GIVEN INSTRUCTION: Exclude the pictures and return every line exactly as written.

==*==

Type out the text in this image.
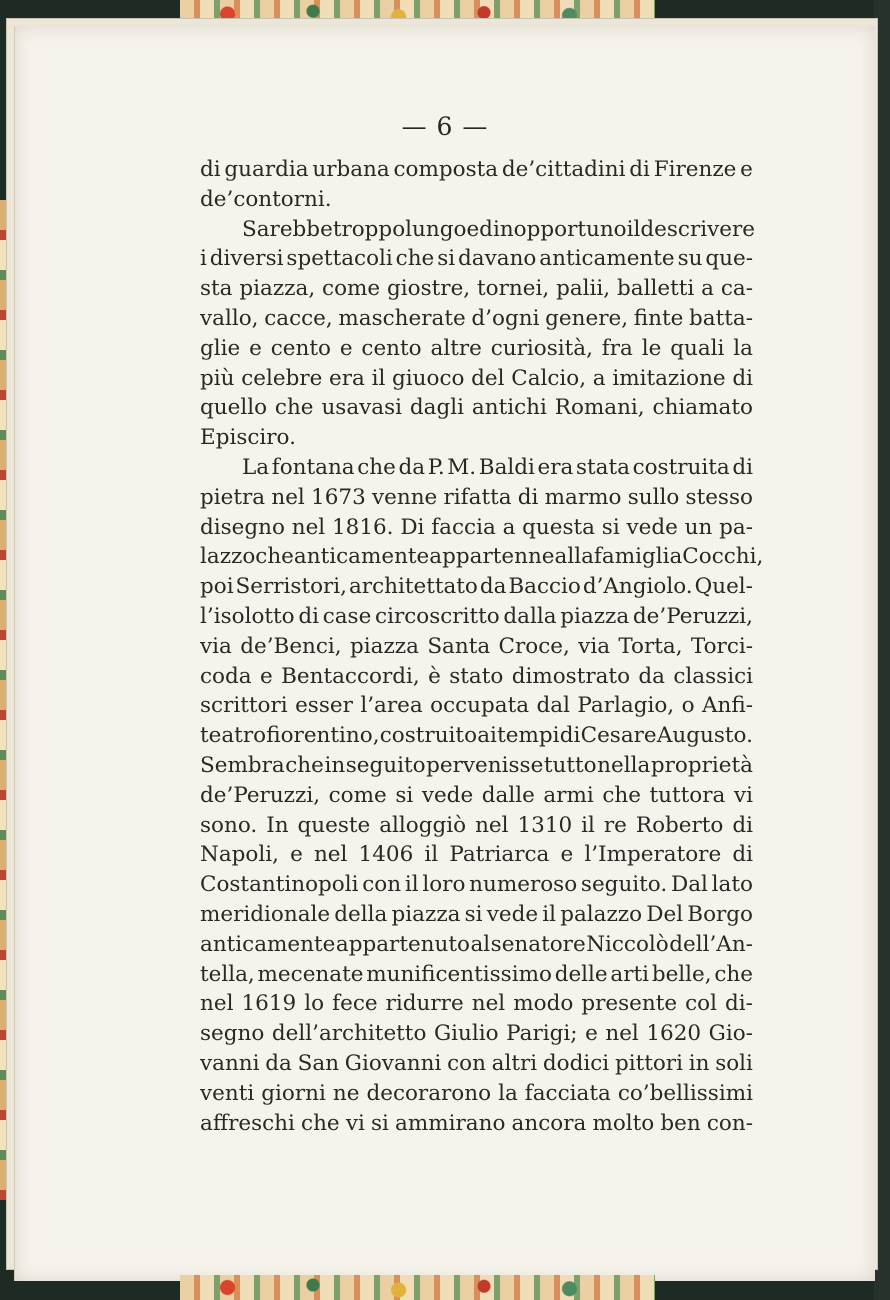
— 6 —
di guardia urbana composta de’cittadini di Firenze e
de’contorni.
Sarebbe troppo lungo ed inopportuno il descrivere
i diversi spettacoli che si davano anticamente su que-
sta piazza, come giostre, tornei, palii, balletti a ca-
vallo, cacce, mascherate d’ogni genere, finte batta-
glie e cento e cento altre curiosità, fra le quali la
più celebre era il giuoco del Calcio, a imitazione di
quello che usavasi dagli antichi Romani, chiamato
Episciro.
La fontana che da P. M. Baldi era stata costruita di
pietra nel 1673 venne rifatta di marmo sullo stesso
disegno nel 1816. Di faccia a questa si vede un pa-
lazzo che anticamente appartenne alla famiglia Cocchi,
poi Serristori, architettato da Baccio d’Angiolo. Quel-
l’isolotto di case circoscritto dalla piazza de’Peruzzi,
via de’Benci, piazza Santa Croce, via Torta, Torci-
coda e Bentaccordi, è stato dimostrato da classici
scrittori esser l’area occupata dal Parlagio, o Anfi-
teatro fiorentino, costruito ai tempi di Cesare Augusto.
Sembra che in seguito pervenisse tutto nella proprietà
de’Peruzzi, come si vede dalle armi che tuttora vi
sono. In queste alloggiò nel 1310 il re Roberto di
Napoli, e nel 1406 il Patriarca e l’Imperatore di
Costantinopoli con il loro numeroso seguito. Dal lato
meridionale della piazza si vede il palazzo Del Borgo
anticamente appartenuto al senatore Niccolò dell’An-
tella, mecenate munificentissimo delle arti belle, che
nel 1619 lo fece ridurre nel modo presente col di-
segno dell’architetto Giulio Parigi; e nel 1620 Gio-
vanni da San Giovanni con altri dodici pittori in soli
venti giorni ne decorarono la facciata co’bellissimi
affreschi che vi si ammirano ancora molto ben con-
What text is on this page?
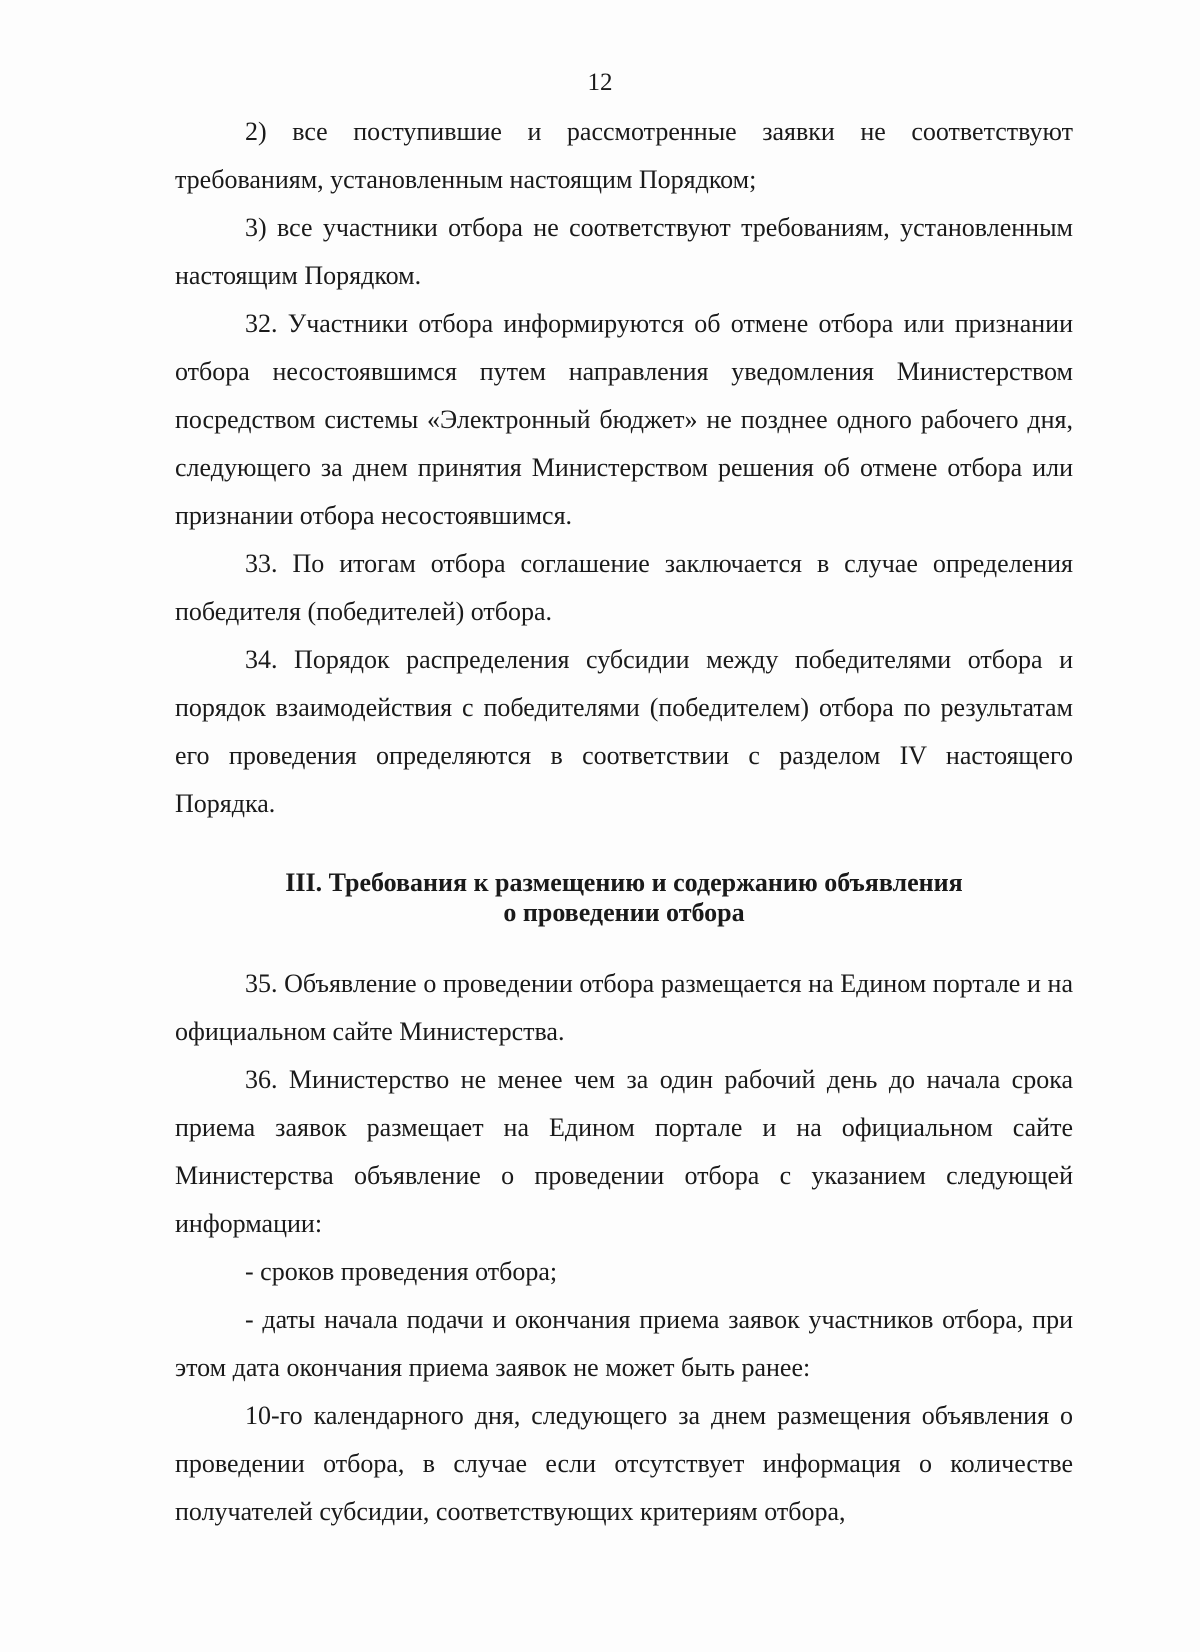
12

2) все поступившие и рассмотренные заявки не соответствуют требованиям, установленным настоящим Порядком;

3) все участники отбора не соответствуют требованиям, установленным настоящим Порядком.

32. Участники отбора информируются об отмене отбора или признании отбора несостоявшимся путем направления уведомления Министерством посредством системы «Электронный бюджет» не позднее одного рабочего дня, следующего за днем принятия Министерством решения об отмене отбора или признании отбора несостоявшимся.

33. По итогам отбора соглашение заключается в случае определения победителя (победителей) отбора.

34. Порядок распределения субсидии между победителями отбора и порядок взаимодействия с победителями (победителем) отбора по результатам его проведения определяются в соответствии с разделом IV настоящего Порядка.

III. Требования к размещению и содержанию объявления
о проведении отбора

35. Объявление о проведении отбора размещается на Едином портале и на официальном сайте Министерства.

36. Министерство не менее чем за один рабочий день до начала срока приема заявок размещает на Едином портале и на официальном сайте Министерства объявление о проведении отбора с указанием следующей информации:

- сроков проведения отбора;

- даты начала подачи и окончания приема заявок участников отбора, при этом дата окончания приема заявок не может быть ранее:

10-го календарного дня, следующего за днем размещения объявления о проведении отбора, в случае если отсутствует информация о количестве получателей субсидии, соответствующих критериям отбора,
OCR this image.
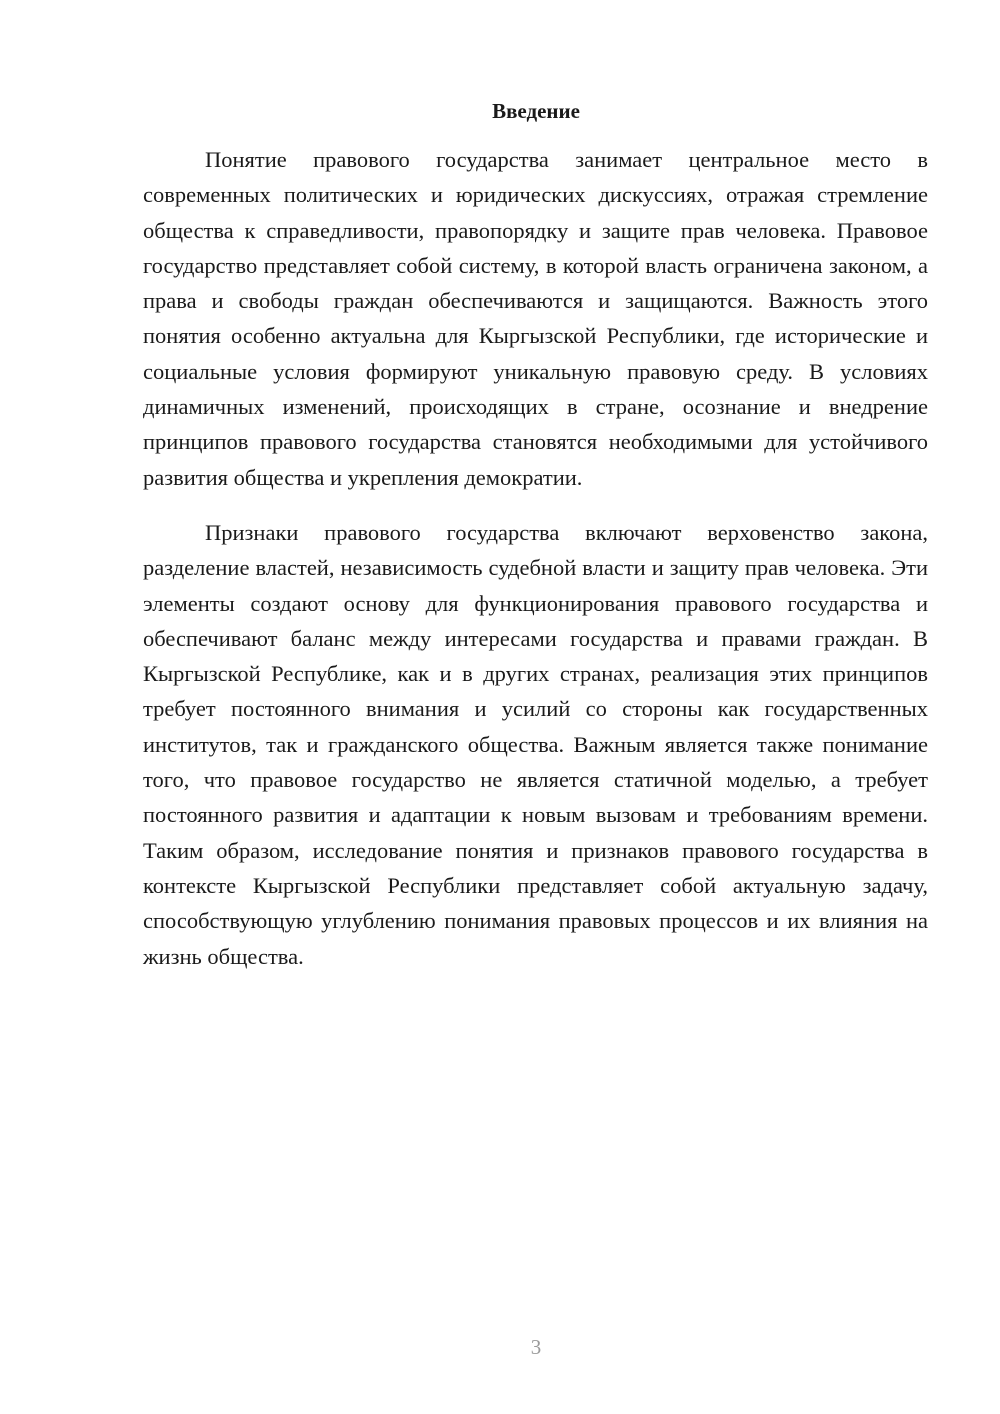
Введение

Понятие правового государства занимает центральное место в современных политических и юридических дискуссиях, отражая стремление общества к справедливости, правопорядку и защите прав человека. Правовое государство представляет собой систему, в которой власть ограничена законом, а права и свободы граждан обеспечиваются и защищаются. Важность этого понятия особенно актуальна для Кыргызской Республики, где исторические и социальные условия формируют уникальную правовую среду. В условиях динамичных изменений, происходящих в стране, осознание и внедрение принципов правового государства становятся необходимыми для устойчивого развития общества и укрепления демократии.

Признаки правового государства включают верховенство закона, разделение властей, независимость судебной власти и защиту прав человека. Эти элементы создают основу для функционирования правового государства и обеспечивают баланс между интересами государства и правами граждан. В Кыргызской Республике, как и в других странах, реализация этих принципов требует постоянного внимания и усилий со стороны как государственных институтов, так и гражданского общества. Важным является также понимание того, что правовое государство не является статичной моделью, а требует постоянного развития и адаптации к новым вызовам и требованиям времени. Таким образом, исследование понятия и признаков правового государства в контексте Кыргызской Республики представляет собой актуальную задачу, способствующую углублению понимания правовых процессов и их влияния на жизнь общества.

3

==*==

SOLUTION:
Type out the text in this image.
— 6 —
di guardia urbana composta de’cittadini di Firenze e
de’contorni.
Sarebbe troppo lungo ed inopportuno il descrivere
i diversi spettacoli che si davano anticamente su que-
sta piazza, come giostre, tornei, palii, balletti a ca-
vallo, cacce, mascherate d’ogni genere, finte batta-
glie e cento e cento altre curiosità, fra le quali la
più celebre era il giuoco del Calcio, a imitazione di
quello che usavasi dagli antichi Romani, chiamato
Episciro.
La fontana che da P. M. Baldi era stata costruita di
pietra nel 1673 venne rifatta di marmo sullo stesso
disegno nel 1816. Di faccia a questa si vede un pa-
lazzo che anticamente appartenne alla famiglia Cocchi,
poi Serristori, architettato da Baccio d’Angiolo. Quel-
l’isolotto di case circoscritto dalla piazza de’Peruzzi,
via de’Benci, piazza Santa Croce, via Torta, Torci-
coda e Bentaccordi, è stato dimostrato da classici
scrittori esser l’area occupata dal Parlagio, o Anfi-
teatro fiorentino, costruito ai tempi di Cesare Augusto.
Sembra che in seguito pervenisse tutto nella proprietà
de’Peruzzi, come si vede dalle armi che tuttora vi
sono. In queste alloggiò nel 1310 il re Roberto di
Napoli, e nel 1406 il Patriarca e l’Imperatore di
Costantinopoli con il loro numeroso seguito. Dal lato
meridionale della piazza si vede il palazzo Del Borgo
anticamente appartenuto al senatore Niccolò dell’An-
tella, mecenate munificentissimo delle arti belle, che
nel 1619 lo fece ridurre nel modo presente col di-
segno dell’architetto Giulio Parigi; e nel 1620 Gio-
vanni da San Giovanni con altri dodici pittori in soli
venti giorni ne decorarono la facciata co’bellissimi
affreschi che vi si ammirano ancora molto ben con-
What text is on this page?
12

2) все поступившие и рассмотренные заявки не соответствуют требованиям, установленным настоящим Порядком;

3) все участники отбора не соответствуют требованиям, установленным настоящим Порядком.

32. Участники отбора информируются об отмене отбора или признании отбора несостоявшимся путем направления уведомления Министерством посредством системы «Электронный бюджет» не позднее одного рабочего дня, следующего за днем принятия Министерством решения об отмене отбора или признании отбора несостоявшимся.

33. По итогам отбора соглашение заключается в случае определения победителя (победителей) отбора.

34. Порядок распределения субсидии между победителями отбора и порядок взаимодействия с победителями (победителем) отбора по результатам его проведения определяются в соответствии с разделом IV настоящего Порядка.

III. Требования к размещению и содержанию объявления
о проведении отбора

35. Объявление о проведении отбора размещается на Едином портале и на официальном сайте Министерства.

36. Министерство не менее чем за один рабочий день до начала срока приема заявок размещает на Едином портале и на официальном сайте Министерства объявление о проведении отбора с указанием следующей информации:

- сроков проведения отбора;

- даты начала подачи и окончания приема заявок участников отбора, при этом дата окончания приема заявок не может быть ранее:

10-го календарного дня, следующего за днем размещения объявления о проведении отбора, в случае если отсутствует информация о количестве получателей субсидии, соответствующих критериям отбора,
OCR this image.
Введение

Понятие правового государства занимает центральное место в современных политических и юридических дискуссиях, отражая стремление общества к справедливости, правопорядку и защите прав человека. Правовое государство представляет собой систему, в которой власть ограничена законом, а права и свободы граждан обеспечиваются и защищаются. Важность этого понятия особенно актуальна для Кыргызской Республики, где исторические и социальные условия формируют уникальную правовую среду. В условиях динамичных изменений, происходящих в стране, осознание и внедрение принципов правового государства становятся необходимыми для устойчивого развития общества и укрепления демократии.

Признаки правового государства включают верховенство закона, разделение властей, независимость судебной власти и защиту прав человека. Эти элементы создают основу для функционирования правового государства и обеспечивают баланс между интересами государства и правами граждан. В Кыргызской Республике, как и в других странах, реализация этих принципов требует постоянного внимания и усилий со стороны как государственных институтов, так и гражданского общества. Важным является также понимание того, что правовое государство не является статичной моделью, а требует постоянного развития и адаптации к новым вызовам и требованиям времени. Таким образом, исследование понятия и признаков правового государства в контексте Кыргызской Республики представляет собой актуальную задачу, способствующую углублению понимания правовых процессов и их влияния на жизнь общества.

3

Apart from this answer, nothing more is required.